* _Your instructions_
Beneath this sentence is a set of records; write each of them out exactly.

* _Records shown_
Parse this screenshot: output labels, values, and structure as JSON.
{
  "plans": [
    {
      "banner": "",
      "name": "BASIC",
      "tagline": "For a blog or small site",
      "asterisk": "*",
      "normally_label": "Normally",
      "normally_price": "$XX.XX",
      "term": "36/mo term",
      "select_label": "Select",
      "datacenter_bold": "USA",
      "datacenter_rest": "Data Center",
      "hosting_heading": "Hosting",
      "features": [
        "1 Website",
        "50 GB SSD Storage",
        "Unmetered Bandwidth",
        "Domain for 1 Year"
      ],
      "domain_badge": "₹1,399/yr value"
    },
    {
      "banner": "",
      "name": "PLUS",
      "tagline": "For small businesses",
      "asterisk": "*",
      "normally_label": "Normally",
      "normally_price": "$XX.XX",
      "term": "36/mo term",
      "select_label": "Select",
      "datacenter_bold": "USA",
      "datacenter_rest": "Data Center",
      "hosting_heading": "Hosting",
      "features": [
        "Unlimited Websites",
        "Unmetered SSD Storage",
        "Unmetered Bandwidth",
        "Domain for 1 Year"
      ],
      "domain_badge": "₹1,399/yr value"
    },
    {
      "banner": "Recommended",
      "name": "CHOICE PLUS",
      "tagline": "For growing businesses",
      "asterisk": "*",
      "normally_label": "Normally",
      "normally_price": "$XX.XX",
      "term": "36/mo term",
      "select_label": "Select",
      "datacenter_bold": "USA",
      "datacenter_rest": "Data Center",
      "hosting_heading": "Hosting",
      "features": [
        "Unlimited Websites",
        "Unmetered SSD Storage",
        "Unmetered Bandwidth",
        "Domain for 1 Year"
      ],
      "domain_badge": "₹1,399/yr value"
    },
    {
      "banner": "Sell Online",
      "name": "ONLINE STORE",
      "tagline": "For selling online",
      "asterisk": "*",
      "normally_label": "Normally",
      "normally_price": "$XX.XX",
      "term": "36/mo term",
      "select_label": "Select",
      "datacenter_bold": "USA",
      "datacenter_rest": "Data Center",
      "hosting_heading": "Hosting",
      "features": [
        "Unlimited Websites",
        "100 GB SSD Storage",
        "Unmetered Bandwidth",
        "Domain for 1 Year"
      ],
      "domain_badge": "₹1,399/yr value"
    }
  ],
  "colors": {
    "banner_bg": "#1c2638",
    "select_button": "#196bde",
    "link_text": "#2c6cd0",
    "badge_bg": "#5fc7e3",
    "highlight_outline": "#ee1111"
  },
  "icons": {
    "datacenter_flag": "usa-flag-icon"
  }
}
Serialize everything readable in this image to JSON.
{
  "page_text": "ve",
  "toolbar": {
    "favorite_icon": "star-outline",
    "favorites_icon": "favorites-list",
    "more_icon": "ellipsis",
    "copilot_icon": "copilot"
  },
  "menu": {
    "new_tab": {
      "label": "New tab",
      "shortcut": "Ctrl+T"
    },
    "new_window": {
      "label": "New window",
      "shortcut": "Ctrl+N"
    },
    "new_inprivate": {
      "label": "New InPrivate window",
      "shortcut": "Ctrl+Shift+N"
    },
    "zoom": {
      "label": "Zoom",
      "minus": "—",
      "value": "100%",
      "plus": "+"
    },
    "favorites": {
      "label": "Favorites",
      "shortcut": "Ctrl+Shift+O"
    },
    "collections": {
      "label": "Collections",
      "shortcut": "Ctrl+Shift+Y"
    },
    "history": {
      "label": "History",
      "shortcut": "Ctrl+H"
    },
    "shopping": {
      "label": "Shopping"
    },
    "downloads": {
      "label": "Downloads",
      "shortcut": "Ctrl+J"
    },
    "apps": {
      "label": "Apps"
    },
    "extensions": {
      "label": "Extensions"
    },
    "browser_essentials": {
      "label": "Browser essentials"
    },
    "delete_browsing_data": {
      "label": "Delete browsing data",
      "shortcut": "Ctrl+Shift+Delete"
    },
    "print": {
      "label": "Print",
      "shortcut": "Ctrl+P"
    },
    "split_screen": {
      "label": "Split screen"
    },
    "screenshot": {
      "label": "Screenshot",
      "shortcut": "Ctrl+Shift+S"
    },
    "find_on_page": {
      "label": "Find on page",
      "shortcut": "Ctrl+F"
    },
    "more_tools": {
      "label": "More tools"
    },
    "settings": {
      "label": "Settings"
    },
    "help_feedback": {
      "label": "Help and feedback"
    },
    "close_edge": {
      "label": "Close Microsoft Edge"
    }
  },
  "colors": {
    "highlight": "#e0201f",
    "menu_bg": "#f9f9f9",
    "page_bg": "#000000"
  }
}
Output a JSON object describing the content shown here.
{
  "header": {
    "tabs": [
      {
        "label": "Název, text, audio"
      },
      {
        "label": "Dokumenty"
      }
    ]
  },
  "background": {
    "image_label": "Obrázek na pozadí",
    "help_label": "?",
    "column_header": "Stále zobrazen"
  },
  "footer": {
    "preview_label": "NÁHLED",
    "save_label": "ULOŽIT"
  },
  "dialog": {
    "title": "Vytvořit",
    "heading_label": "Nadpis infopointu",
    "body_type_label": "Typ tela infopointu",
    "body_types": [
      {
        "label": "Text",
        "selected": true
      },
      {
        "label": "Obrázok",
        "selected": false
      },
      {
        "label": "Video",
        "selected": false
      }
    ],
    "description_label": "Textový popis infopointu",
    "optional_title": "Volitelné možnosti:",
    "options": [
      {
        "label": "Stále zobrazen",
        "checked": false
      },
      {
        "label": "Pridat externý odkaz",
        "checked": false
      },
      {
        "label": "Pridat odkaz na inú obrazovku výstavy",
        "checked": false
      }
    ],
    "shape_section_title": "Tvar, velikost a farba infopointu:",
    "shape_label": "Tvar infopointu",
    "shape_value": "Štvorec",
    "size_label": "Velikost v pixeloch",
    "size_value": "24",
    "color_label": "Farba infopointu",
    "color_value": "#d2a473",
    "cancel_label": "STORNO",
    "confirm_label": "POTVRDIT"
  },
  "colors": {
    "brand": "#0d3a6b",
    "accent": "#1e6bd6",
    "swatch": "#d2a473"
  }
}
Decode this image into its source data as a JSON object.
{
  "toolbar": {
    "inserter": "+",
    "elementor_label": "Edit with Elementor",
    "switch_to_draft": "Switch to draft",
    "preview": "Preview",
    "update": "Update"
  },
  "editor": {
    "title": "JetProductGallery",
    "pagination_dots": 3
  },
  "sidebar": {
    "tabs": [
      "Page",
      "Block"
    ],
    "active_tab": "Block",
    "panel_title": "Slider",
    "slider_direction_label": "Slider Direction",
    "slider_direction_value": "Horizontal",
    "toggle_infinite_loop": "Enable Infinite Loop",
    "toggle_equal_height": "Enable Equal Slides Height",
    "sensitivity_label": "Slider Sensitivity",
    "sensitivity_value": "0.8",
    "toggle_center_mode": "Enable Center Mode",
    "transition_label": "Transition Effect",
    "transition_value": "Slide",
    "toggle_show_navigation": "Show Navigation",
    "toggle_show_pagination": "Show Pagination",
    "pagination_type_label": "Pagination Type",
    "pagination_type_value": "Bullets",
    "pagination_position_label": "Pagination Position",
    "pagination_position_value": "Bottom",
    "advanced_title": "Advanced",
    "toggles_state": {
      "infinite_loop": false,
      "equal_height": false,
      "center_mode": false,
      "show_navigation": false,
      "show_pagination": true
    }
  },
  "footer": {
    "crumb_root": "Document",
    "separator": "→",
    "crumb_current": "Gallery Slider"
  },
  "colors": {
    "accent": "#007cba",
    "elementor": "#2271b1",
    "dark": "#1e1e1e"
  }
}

* _Full output_
Parse this screenshot: output labels, values, and structure as JSON.
{
  "plans": [
    {
      "banner": "",
      "name": "BASIC",
      "tagline": "For a blog or small site",
      "asterisk": "*",
      "normally_label": "Normally",
      "normally_price": "$XX.XX",
      "term": "36/mo term",
      "select_label": "Select",
      "datacenter_bold": "USA",
      "datacenter_rest": "Data Center",
      "hosting_heading": "Hosting",
      "features": [
        "1 Website",
        "50 GB SSD Storage",
        "Unmetered Bandwidth",
        "Domain for 1 Year"
      ],
      "domain_badge": "₹1,399/yr value"
    },
    {
      "banner": "",
      "name": "PLUS",
      "tagline": "For small businesses",
      "asterisk": "*",
      "normally_label": "Normally",
      "normally_price": "$XX.XX",
      "term": "36/mo term",
      "select_label": "Select",
      "datacenter_bold": "USA",
      "datacenter_rest": "Data Center",
      "hosting_heading": "Hosting",
      "features": [
        "Unlimited Websites",
        "Unmetered SSD Storage",
        "Unmetered Bandwidth",
        "Domain for 1 Year"
      ],
      "domain_badge": "₹1,399/yr value"
    },
    {
      "banner": "Recommended",
      "name": "CHOICE PLUS",
      "tagline": "For growing businesses",
      "asterisk": "*",
      "normally_label": "Normally",
      "normally_price": "$XX.XX",
      "term": "36/mo term",
      "select_label": "Select",
      "datacenter_bold": "USA",
      "datacenter_rest": "Data Center",
      "hosting_heading": "Hosting",
      "features": [
        "Unlimited Websites",
        "Unmetered SSD Storage",
        "Unmetered Bandwidth",
        "Domain for 1 Year"
      ],
      "domain_badge": "₹1,399/yr value"
    },
    {
      "banner": "Sell Online",
      "name": "ONLINE STORE",
      "tagline": "For selling online",
      "asterisk": "*",
      "normally_label": "Normally",
      "normally_price": "$XX.XX",
      "term": "36/mo term",
      "select_label": "Select",
      "datacenter_bold": "USA",
      "datacenter_rest": "Data Center",
      "hosting_heading": "Hosting",
      "features": [
        "Unlimited Websites",
        "100 GB SSD Storage",
        "Unmetered Bandwidth",
        "Domain for 1 Year"
      ],
      "domain_badge": "₹1,399/yr value"
    }
  ],
  "colors": {
    "banner_bg": "#1c2638",
    "select_button": "#196bde",
    "link_text": "#2c6cd0",
    "badge_bg": "#5fc7e3",
    "highlight_outline": "#ee1111"
  },
  "icons": {
    "datacenter_flag": "usa-flag-icon"
  }
}
Serialize everything readable in this image to JSON.
{
  "page_text": "ve",
  "toolbar": {
    "favorite_icon": "star-outline",
    "favorites_icon": "favorites-list",
    "more_icon": "ellipsis",
    "copilot_icon": "copilot"
  },
  "menu": {
    "new_tab": {
      "label": "New tab",
      "shortcut": "Ctrl+T"
    },
    "new_window": {
      "label": "New window",
      "shortcut": "Ctrl+N"
    },
    "new_inprivate": {
      "label": "New InPrivate window",
      "shortcut": "Ctrl+Shift+N"
    },
    "zoom": {
      "label": "Zoom",
      "minus": "—",
      "value": "100%",
      "plus": "+"
    },
    "favorites": {
      "label": "Favorites",
      "shortcut": "Ctrl+Shift+O"
    },
    "collections": {
      "label": "Collections",
      "shortcut": "Ctrl+Shift+Y"
    },
    "history": {
      "label": "History",
      "shortcut": "Ctrl+H"
    },
    "shopping": {
      "label": "Shopping"
    },
    "downloads": {
      "label": "Downloads",
      "shortcut": "Ctrl+J"
    },
    "apps": {
      "label": "Apps"
    },
    "extensions": {
      "label": "Extensions"
    },
    "browser_essentials": {
      "label": "Browser essentials"
    },
    "delete_browsing_data": {
      "label": "Delete browsing data",
      "shortcut": "Ctrl+Shift+Delete"
    },
    "print": {
      "label": "Print",
      "shortcut": "Ctrl+P"
    },
    "split_screen": {
      "label": "Split screen"
    },
    "screenshot": {
      "label": "Screenshot",
      "shortcut": "Ctrl+Shift+S"
    },
    "find_on_page": {
      "label": "Find on page",
      "shortcut": "Ctrl+F"
    },
    "more_tools": {
      "label": "More tools"
    },
    "settings": {
      "label": "Settings"
    },
    "help_feedback": {
      "label": "Help and feedback"
    },
    "close_edge": {
      "label": "Close Microsoft Edge"
    }
  },
  "colors": {
    "highlight": "#e0201f",
    "menu_bg": "#f9f9f9",
    "page_bg": "#000000"
  }
}
Output a JSON object describing the content shown here.
{
  "header": {
    "tabs": [
      {
        "label": "Název, text, audio"
      },
      {
        "label": "Dokumenty"
      }
    ]
  },
  "background": {
    "image_label": "Obrázek na pozadí",
    "help_label": "?",
    "column_header": "Stále zobrazen"
  },
  "footer": {
    "preview_label": "NÁHLED",
    "save_label": "ULOŽIT"
  },
  "dialog": {
    "title": "Vytvořit",
    "heading_label": "Nadpis infopointu",
    "body_type_label": "Typ tela infopointu",
    "body_types": [
      {
        "label": "Text",
        "selected": true
      },
      {
        "label": "Obrázok",
        "selected": false
      },
      {
        "label": "Video",
        "selected": false
      }
    ],
    "description_label": "Textový popis infopointu",
    "optional_title": "Volitelné možnosti:",
    "options": [
      {
        "label": "Stále zobrazen",
        "checked": false
      },
      {
        "label": "Pridat externý odkaz",
        "checked": false
      },
      {
        "label": "Pridat odkaz na inú obrazovku výstavy",
        "checked": false
      }
    ],
    "shape_section_title": "Tvar, velikost a farba infopointu:",
    "shape_label": "Tvar infopointu",
    "shape_value": "Štvorec",
    "size_label": "Velikost v pixeloch",
    "size_value": "24",
    "color_label": "Farba infopointu",
    "color_value": "#d2a473",
    "cancel_label": "STORNO",
    "confirm_label": "POTVRDIT"
  },
  "colors": {
    "brand": "#0d3a6b",
    "accent": "#1e6bd6",
    "swatch": "#d2a473"
  }
}
Decode this image into its source data as a JSON object.
{
  "toolbar": {
    "inserter": "+",
    "elementor_label": "Edit with Elementor",
    "switch_to_draft": "Switch to draft",
    "preview": "Preview",
    "update": "Update"
  },
  "editor": {
    "title": "JetProductGallery",
    "pagination_dots": 3
  },
  "sidebar": {
    "tabs": [
      "Page",
      "Block"
    ],
    "active_tab": "Block",
    "panel_title": "Slider",
    "slider_direction_label": "Slider Direction",
    "slider_direction_value": "Horizontal",
    "toggle_infinite_loop": "Enable Infinite Loop",
    "toggle_equal_height": "Enable Equal Slides Height",
    "sensitivity_label": "Slider Sensitivity",
    "sensitivity_value": "0.8",
    "toggle_center_mode": "Enable Center Mode",
    "transition_label": "Transition Effect",
    "transition_value": "Slide",
    "toggle_show_navigation": "Show Navigation",
    "toggle_show_pagination": "Show Pagination",
    "pagination_type_label": "Pagination Type",
    "pagination_type_value": "Bullets",
    "pagination_position_label": "Pagination Position",
    "pagination_position_value": "Bottom",
    "advanced_title": "Advanced",
    "toggles_state": {
      "infinite_loop": false,
      "equal_height": false,
      "center_mode": false,
      "show_navigation": false,
      "show_pagination": true
    }
  },
  "footer": {
    "crumb_root": "Document",
    "separator": "→",
    "crumb_current": "Gallery Slider"
  },
  "colors": {
    "accent": "#007cba",
    "elementor": "#2271b1",
    "dark": "#1e1e1e"
  }
}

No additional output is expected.